What is needed:
Where the string "Práctica" occurs in the material below, report the whole line.

--- START Source data ---

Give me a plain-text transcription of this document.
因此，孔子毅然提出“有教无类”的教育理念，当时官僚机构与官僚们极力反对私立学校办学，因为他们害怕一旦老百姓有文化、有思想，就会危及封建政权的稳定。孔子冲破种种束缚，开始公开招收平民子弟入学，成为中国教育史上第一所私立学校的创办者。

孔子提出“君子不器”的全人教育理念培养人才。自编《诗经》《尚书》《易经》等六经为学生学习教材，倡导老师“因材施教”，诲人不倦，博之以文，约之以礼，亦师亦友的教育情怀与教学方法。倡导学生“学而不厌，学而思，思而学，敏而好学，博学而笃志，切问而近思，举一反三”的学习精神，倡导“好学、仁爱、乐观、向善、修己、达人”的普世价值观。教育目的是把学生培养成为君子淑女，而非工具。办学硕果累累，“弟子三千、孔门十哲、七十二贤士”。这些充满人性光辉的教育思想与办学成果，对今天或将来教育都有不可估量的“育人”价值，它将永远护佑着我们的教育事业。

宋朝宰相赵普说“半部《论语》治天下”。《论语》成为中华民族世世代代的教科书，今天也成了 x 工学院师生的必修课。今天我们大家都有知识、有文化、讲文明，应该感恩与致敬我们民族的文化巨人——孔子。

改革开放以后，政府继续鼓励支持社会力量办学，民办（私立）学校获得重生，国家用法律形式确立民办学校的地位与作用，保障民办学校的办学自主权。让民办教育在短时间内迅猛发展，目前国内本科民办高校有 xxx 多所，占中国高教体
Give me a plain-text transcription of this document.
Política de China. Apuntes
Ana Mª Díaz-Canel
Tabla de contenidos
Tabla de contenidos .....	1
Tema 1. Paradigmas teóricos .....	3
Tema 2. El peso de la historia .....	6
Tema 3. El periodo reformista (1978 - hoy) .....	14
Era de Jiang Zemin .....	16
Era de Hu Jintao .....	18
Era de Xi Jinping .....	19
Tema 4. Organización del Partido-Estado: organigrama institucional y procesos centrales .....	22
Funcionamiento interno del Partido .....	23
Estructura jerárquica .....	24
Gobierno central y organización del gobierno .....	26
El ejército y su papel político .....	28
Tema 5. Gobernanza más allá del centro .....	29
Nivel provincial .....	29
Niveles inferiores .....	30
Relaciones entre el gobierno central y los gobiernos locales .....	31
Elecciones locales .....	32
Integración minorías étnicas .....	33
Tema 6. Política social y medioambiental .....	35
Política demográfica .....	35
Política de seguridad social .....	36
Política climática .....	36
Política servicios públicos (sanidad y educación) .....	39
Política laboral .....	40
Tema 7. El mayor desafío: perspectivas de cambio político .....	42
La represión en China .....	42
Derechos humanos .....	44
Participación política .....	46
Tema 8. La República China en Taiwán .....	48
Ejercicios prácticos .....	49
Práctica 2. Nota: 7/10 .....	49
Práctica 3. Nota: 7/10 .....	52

--- END Source data ---

Solved problem:
Práctica 2. Nota: 7/10 .....	49
Práctica 3. Nota: 7/10 .....	52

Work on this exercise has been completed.